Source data
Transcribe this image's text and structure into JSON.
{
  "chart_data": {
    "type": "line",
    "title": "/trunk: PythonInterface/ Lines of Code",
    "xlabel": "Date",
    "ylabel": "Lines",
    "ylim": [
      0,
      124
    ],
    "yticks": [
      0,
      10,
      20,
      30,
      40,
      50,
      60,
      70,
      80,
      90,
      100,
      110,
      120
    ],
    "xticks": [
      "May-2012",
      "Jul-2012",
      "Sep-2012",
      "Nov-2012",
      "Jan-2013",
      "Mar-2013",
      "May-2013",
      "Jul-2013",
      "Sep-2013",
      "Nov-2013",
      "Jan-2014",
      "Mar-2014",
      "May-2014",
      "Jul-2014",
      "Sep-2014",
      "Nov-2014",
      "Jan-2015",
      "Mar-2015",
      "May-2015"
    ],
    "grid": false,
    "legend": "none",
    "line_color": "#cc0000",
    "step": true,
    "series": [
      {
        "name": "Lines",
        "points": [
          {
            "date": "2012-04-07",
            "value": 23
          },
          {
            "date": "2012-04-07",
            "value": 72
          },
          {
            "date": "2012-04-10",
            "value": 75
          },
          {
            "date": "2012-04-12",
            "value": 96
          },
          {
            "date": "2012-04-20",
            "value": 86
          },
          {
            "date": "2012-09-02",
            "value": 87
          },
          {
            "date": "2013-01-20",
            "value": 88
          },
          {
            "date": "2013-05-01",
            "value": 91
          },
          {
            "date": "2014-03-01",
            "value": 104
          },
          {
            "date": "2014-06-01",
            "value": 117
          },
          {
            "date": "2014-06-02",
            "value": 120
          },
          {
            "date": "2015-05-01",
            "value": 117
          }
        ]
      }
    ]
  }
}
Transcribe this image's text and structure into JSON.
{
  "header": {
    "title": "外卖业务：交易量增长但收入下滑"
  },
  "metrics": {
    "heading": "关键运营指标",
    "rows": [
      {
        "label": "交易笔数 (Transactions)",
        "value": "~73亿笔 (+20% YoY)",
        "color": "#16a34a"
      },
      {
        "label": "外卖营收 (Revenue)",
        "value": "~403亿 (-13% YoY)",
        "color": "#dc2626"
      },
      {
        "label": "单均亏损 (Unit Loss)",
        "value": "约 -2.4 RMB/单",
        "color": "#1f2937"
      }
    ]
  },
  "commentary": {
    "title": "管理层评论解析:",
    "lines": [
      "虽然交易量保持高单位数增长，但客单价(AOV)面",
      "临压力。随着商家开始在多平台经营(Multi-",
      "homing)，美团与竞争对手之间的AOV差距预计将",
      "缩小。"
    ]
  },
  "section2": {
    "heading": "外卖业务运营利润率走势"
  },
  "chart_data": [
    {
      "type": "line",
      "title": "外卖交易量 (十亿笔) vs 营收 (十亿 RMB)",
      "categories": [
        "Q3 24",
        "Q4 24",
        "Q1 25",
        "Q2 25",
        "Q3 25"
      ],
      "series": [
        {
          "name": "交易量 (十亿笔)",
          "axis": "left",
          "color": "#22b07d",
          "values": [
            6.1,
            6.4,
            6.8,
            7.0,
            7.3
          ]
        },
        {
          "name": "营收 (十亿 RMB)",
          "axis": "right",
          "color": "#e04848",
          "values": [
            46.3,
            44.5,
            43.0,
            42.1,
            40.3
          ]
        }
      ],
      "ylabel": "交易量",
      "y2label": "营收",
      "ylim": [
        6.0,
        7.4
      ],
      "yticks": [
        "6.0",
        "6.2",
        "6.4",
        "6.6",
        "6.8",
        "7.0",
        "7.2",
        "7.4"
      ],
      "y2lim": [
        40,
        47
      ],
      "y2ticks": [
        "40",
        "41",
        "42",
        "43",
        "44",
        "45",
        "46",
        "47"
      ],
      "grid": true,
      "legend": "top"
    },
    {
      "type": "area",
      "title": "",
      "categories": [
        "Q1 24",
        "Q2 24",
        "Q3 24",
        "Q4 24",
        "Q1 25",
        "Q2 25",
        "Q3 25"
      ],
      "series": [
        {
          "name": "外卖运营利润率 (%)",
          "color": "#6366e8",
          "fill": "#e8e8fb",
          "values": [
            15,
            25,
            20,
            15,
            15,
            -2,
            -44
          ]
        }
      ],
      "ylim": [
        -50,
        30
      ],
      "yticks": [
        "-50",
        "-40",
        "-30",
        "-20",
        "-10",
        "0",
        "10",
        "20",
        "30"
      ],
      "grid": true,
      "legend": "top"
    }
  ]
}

■ **WRITTEN TASK**
Print all of the entries exactly as they are written.

■ **THE ANSWER**
Transcribe this image's text and structure into JSON.
{
  "chart_data": {
    "type": "line",
    "title": "/trunk: PythonInterface/ Lines of Code",
    "xlabel": "Date",
    "ylabel": "Lines",
    "ylim": [
      0,
      124
    ],
    "yticks": [
      0,
      10,
      20,
      30,
      40,
      50,
      60,
      70,
      80,
      90,
      100,
      110,
      120
    ],
    "xticks": [
      "May-2012",
      "Jul-2012",
      "Sep-2012",
      "Nov-2012",
      "Jan-2013",
      "Mar-2013",
      "May-2013",
      "Jul-2013",
      "Sep-2013",
      "Nov-2013",
      "Jan-2014",
      "Mar-2014",
      "May-2014",
      "Jul-2014",
      "Sep-2014",
      "Nov-2014",
      "Jan-2015",
      "Mar-2015",
      "May-2015"
    ],
    "grid": false,
    "legend": "none",
    "line_color": "#cc0000",
    "step": true,
    "series": [
      {
        "name": "Lines",
        "points": [
          {
            "date": "2012-04-07",
            "value": 23
          },
          {
            "date": "2012-04-07",
            "value": 72
          },
          {
            "date": "2012-04-10",
            "value": 75
          },
          {
            "date": "2012-04-12",
            "value": 96
          },
          {
            "date": "2012-04-20",
            "value": 86
          },
          {
            "date": "2012-09-02",
            "value": 87
          },
          {
            "date": "2013-01-20",
            "value": 88
          },
          {
            "date": "2013-05-01",
            "value": 91
          },
          {
            "date": "2014-03-01",
            "value": 104
          },
          {
            "date": "2014-06-01",
            "value": 117
          },
          {
            "date": "2014-06-02",
            "value": 120
          },
          {
            "date": "2015-05-01",
            "value": 117
          }
        ]
      }
    ]
  }
}
Transcribe this image's text and structure into JSON.
{
  "header": {
    "title": "外卖业务：交易量增长但收入下滑"
  },
  "metrics": {
    "heading": "关键运营指标",
    "rows": [
      {
        "label": "交易笔数 (Transactions)",
        "value": "~73亿笔 (+20% YoY)",
        "color": "#16a34a"
      },
      {
        "label": "外卖营收 (Revenue)",
        "value": "~403亿 (-13% YoY)",
        "color": "#dc2626"
      },
      {
        "label": "单均亏损 (Unit Loss)",
        "value": "约 -2.4 RMB/单",
        "color": "#1f2937"
      }
    ]
  },
  "commentary": {
    "title": "管理层评论解析:",
    "lines": [
      "虽然交易量保持高单位数增长，但客单价(AOV)面",
      "临压力。随着商家开始在多平台经营(Multi-",
      "homing)，美团与竞争对手之间的AOV差距预计将",
      "缩小。"
    ]
  },
  "section2": {
    "heading": "外卖业务运营利润率走势"
  },
  "chart_data": [
    {
      "type": "line",
      "title": "外卖交易量 (十亿笔) vs 营收 (十亿 RMB)",
      "categories": [
        "Q3 24",
        "Q4 24",
        "Q1 25",
        "Q2 25",
        "Q3 25"
      ],
      "series": [
        {
          "name": "交易量 (十亿笔)",
          "axis": "left",
          "color": "#22b07d",
          "values": [
            6.1,
            6.4,
            6.8,
            7.0,
            7.3
          ]
        },
        {
          "name": "营收 (十亿 RMB)",
          "axis": "right",
          "color": "#e04848",
          "values": [
            46.3,
            44.5,
            43.0,
            42.1,
            40.3
          ]
        }
      ],
      "ylabel": "交易量",
      "y2label": "营收",
      "ylim": [
        6.0,
        7.4
      ],
      "yticks": [
        "6.0",
        "6.2",
        "6.4",
        "6.6",
        "6.8",
        "7.0",
        "7.2",
        "7.4"
      ],
      "y2lim": [
        40,
        47
      ],
      "y2ticks": [
        "40",
        "41",
        "42",
        "43",
        "44",
        "45",
        "46",
        "47"
      ],
      "grid": true,
      "legend": "top"
    },
    {
      "type": "area",
      "title": "",
      "categories": [
        "Q1 24",
        "Q2 24",
        "Q3 24",
        "Q4 24",
        "Q1 25",
        "Q2 25",
        "Q3 25"
      ],
      "series": [
        {
          "name": "外卖运营利润率 (%)",
          "color": "#6366e8",
          "fill": "#e8e8fb",
          "values": [
            15,
            25,
            20,
            15,
            15,
            -2,
            -44
          ]
        }
      ],
      "ylim": [
        -50,
        30
      ],
      "yticks": [
        "-50",
        "-40",
        "-30",
        "-20",
        "-10",
        "0",
        "10",
        "20",
        "30"
      ],
      "grid": true,
      "legend": "top"
    }
  ]
}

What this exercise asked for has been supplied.